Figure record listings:
____

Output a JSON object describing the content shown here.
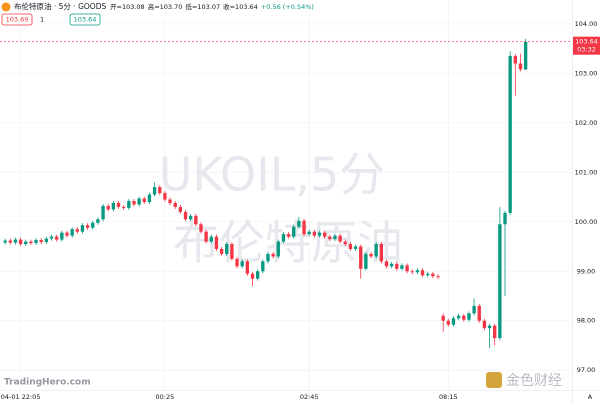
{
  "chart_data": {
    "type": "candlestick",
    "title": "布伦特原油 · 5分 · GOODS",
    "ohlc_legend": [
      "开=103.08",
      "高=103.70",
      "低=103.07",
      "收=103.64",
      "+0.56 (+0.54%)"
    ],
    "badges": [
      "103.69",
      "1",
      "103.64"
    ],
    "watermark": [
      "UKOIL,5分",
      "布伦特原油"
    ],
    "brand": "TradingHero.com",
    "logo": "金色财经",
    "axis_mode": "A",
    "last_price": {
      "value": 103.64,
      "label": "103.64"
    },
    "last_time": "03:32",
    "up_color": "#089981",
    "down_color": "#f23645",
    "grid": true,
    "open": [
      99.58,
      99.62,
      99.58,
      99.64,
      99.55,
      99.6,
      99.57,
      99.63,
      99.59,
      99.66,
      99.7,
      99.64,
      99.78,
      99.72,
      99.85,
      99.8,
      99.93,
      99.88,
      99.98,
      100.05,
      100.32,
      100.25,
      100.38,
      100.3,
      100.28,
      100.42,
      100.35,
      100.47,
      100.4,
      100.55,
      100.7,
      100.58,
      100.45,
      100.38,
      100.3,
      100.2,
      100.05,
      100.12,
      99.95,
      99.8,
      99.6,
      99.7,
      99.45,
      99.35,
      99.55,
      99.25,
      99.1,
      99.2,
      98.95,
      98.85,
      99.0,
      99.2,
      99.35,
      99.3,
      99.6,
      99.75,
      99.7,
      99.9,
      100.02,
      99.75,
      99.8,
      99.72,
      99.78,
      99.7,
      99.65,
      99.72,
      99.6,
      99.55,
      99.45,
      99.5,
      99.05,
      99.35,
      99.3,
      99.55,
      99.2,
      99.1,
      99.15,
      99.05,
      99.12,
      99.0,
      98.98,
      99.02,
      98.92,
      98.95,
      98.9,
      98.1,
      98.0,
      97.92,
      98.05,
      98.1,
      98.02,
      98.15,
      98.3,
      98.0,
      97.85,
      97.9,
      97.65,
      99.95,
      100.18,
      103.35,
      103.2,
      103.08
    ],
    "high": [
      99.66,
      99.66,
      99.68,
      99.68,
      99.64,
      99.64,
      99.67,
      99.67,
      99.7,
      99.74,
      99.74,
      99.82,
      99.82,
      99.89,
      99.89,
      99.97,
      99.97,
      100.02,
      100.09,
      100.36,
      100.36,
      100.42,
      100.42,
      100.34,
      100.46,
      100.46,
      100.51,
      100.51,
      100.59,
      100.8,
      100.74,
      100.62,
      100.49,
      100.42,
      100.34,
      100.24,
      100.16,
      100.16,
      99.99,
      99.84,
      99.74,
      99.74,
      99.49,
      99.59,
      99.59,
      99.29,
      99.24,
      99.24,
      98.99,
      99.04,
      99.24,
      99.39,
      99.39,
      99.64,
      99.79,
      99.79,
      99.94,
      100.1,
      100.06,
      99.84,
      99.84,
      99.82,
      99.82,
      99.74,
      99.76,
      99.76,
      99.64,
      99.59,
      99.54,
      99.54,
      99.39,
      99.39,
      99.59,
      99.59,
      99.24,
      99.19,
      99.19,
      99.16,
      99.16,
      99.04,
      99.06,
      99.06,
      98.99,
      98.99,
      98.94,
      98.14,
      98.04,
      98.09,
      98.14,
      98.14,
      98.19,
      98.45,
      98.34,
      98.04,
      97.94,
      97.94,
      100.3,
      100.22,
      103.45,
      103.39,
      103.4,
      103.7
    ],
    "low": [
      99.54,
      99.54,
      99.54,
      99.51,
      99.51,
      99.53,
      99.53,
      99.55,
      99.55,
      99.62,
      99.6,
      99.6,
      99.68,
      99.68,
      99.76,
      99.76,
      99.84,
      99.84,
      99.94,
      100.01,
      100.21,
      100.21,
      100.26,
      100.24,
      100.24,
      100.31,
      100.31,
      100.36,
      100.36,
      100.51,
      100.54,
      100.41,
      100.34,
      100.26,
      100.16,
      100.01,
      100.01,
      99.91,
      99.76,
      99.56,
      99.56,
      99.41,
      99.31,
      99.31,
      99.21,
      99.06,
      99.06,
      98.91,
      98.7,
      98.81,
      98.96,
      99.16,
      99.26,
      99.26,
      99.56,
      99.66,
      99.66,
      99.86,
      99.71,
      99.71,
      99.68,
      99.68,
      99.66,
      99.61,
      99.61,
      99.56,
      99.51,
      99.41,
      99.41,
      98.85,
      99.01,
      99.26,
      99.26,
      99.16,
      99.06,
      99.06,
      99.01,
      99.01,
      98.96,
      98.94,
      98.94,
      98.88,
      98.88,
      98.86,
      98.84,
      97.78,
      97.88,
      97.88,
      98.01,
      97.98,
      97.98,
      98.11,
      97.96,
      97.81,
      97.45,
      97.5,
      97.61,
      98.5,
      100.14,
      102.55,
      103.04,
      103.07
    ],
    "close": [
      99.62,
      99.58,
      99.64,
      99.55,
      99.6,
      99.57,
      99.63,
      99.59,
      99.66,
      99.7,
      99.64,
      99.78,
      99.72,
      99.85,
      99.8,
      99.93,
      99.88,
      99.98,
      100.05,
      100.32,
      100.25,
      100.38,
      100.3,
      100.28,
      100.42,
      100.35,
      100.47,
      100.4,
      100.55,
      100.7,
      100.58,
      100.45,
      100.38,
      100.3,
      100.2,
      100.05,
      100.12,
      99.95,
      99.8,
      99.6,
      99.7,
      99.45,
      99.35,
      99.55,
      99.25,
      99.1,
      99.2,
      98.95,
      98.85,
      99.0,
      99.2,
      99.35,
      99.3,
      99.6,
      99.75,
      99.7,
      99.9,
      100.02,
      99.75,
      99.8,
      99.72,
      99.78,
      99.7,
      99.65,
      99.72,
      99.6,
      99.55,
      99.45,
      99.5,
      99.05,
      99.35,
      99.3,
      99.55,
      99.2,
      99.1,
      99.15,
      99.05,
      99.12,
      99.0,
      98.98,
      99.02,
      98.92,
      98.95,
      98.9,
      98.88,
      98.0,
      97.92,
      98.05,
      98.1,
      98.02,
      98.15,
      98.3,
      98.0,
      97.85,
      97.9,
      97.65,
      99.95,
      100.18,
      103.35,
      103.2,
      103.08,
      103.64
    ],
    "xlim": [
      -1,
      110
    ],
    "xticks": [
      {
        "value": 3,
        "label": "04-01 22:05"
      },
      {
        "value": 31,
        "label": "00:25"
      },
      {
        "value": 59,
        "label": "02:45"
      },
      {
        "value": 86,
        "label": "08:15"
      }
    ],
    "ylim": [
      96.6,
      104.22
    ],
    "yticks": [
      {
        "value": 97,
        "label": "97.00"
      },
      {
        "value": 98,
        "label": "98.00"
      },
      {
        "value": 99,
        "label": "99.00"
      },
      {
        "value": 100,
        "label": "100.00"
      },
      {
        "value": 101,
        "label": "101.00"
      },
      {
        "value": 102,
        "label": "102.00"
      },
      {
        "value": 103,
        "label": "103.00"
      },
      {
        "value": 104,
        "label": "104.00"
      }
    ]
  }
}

____

[What is asked]
The data should be printed again unchanged; leave its pictures out.

[Solution to the problem]
Output a JSON object describing the content shown here.
{
  "chart_data": {
    "type": "candlestick",
    "title": "布伦特原油 · 5分 · GOODS",
    "ohlc_legend": [
      "开=103.08",
      "高=103.70",
      "低=103.07",
      "收=103.64",
      "+0.56 (+0.54%)"
    ],
    "badges": [
      "103.69",
      "1",
      "103.64"
    ],
    "watermark": [
      "UKOIL,5分",
      "布伦特原油"
    ],
    "brand": "TradingHero.com",
    "logo": "金色财经",
    "axis_mode": "A",
    "last_price": {
      "value": 103.64,
      "label": "103.64"
    },
    "last_time": "03:32",
    "up_color": "#089981",
    "down_color": "#f23645",
    "grid": true,
    "open": [
      99.58,
      99.62,
      99.58,
      99.64,
      99.55,
      99.6,
      99.57,
      99.63,
      99.59,
      99.66,
      99.7,
      99.64,
      99.78,
      99.72,
      99.85,
      99.8,
      99.93,
      99.88,
      99.98,
      100.05,
      100.32,
      100.25,
      100.38,
      100.3,
      100.28,
      100.42,
      100.35,
      100.47,
      100.4,
      100.55,
      100.7,
      100.58,
      100.45,
      100.38,
      100.3,
      100.2,
      100.05,
      100.12,
      99.95,
      99.8,
      99.6,
      99.7,
      99.45,
      99.35,
      99.55,
      99.25,
      99.1,
      99.2,
      98.95,
      98.85,
      99.0,
      99.2,
      99.35,
      99.3,
      99.6,
      99.75,
      99.7,
      99.9,
      100.02,
      99.75,
      99.8,
      99.72,
      99.78,
      99.7,
      99.65,
      99.72,
      99.6,
      99.55,
      99.45,
      99.5,
      99.05,
      99.35,
      99.3,
      99.55,
      99.2,
      99.1,
      99.15,
      99.05,
      99.12,
      99.0,
      98.98,
      99.02,
      98.92,
      98.95,
      98.9,
      98.1,
      98.0,
      97.92,
      98.05,
      98.1,
      98.02,
      98.15,
      98.3,
      98.0,
      97.85,
      97.9,
      97.65,
      99.95,
      100.18,
      103.35,
      103.2,
      103.08
    ],
    "high": [
      99.66,
      99.66,
      99.68,
      99.68,
      99.64,
      99.64,
      99.67,
      99.67,
      99.7,
      99.74,
      99.74,
      99.82,
      99.82,
      99.89,
      99.89,
      99.97,
      99.97,
      100.02,
      100.09,
      100.36,
      100.36,
      100.42,
      100.42,
      100.34,
      100.46,
      100.46,
      100.51,
      100.51,
      100.59,
      100.8,
      100.74,
      100.62,
      100.49,
      100.42,
      100.34,
      100.24,
      100.16,
      100.16,
      99.99,
      99.84,
      99.74,
      99.74,
      99.49,
      99.59,
      99.59,
      99.29,
      99.24,
      99.24,
      98.99,
      99.04,
      99.24,
      99.39,
      99.39,
      99.64,
      99.79,
      99.79,
      99.94,
      100.1,
      100.06,
      99.84,
      99.84,
      99.82,
      99.82,
      99.74,
      99.76,
      99.76,
      99.64,
      99.59,
      99.54,
      99.54,
      99.39,
      99.39,
      99.59,
      99.59,
      99.24,
      99.19,
      99.19,
      99.16,
      99.16,
      99.04,
      99.06,
      99.06,
      98.99,
      98.99,
      98.94,
      98.14,
      98.04,
      98.09,
      98.14,
      98.14,
      98.19,
      98.45,
      98.34,
      98.04,
      97.94,
      97.94,
      100.3,
      100.22,
      103.45,
      103.39,
      103.4,
      103.7
    ],
    "low": [
      99.54,
      99.54,
      99.54,
      99.51,
      99.51,
      99.53,
      99.53,
      99.55,
      99.55,
      99.62,
      99.6,
      99.6,
      99.68,
      99.68,
      99.76,
      99.76,
      99.84,
      99.84,
      99.94,
      100.01,
      100.21,
      100.21,
      100.26,
      100.24,
      100.24,
      100.31,
      100.31,
      100.36,
      100.36,
      100.51,
      100.54,
      100.41,
      100.34,
      100.26,
      100.16,
      100.01,
      100.01,
      99.91,
      99.76,
      99.56,
      99.56,
      99.41,
      99.31,
      99.31,
      99.21,
      99.06,
      99.06,
      98.91,
      98.7,
      98.81,
      98.96,
      99.16,
      99.26,
      99.26,
      99.56,
      99.66,
      99.66,
      99.86,
      99.71,
      99.71,
      99.68,
      99.68,
      99.66,
      99.61,
      99.61,
      99.56,
      99.51,
      99.41,
      99.41,
      98.85,
      99.01,
      99.26,
      99.26,
      99.16,
      99.06,
      99.06,
      99.01,
      99.01,
      98.96,
      98.94,
      98.94,
      98.88,
      98.88,
      98.86,
      98.84,
      97.78,
      97.88,
      97.88,
      98.01,
      97.98,
      97.98,
      98.11,
      97.96,
      97.81,
      97.45,
      97.5,
      97.61,
      98.5,
      100.14,
      102.55,
      103.04,
      103.07
    ],
    "close": [
      99.62,
      99.58,
      99.64,
      99.55,
      99.6,
      99.57,
      99.63,
      99.59,
      99.66,
      99.7,
      99.64,
      99.78,
      99.72,
      99.85,
      99.8,
      99.93,
      99.88,
      99.98,
      100.05,
      100.32,
      100.25,
      100.38,
      100.3,
      100.28,
      100.42,
      100.35,
      100.47,
      100.4,
      100.55,
      100.7,
      100.58,
      100.45,
      100.38,
      100.3,
      100.2,
      100.05,
      100.12,
      99.95,
      99.8,
      99.6,
      99.7,
      99.45,
      99.35,
      99.55,
      99.25,
      99.1,
      99.2,
      98.95,
      98.85,
      99.0,
      99.2,
      99.35,
      99.3,
      99.6,
      99.75,
      99.7,
      99.9,
      100.02,
      99.75,
      99.8,
      99.72,
      99.78,
      99.7,
      99.65,
      99.72,
      99.6,
      99.55,
      99.45,
      99.5,
      99.05,
      99.35,
      99.3,
      99.55,
      99.2,
      99.1,
      99.15,
      99.05,
      99.12,
      99.0,
      98.98,
      99.02,
      98.92,
      98.95,
      98.9,
      98.88,
      98.0,
      97.92,
      98.05,
      98.1,
      98.02,
      98.15,
      98.3,
      98.0,
      97.85,
      97.9,
      97.65,
      99.95,
      100.18,
      103.35,
      103.2,
      103.08,
      103.64
    ],
    "xlim": [
      -1,
      110
    ],
    "xticks": [
      {
        "value": 3,
        "label": "04-01 22:05"
      },
      {
        "value": 31,
        "label": "00:25"
      },
      {
        "value": 59,
        "label": "02:45"
      },
      {
        "value": 86,
        "label": "08:15"
      }
    ],
    "ylim": [
      96.6,
      104.22
    ],
    "yticks": [
      {
        "value": 97,
        "label": "97.00"
      },
      {
        "value": 98,
        "label": "98.00"
      },
      {
        "value": 99,
        "label": "99.00"
      },
      {
        "value": 100,
        "label": "100.00"
      },
      {
        "value": 101,
        "label": "101.00"
      },
      {
        "value": 102,
        "label": "102.00"
      },
      {
        "value": 103,
        "label": "103.00"
      },
      {
        "value": 104,
        "label": "104.00"
      }
    ]
  }
}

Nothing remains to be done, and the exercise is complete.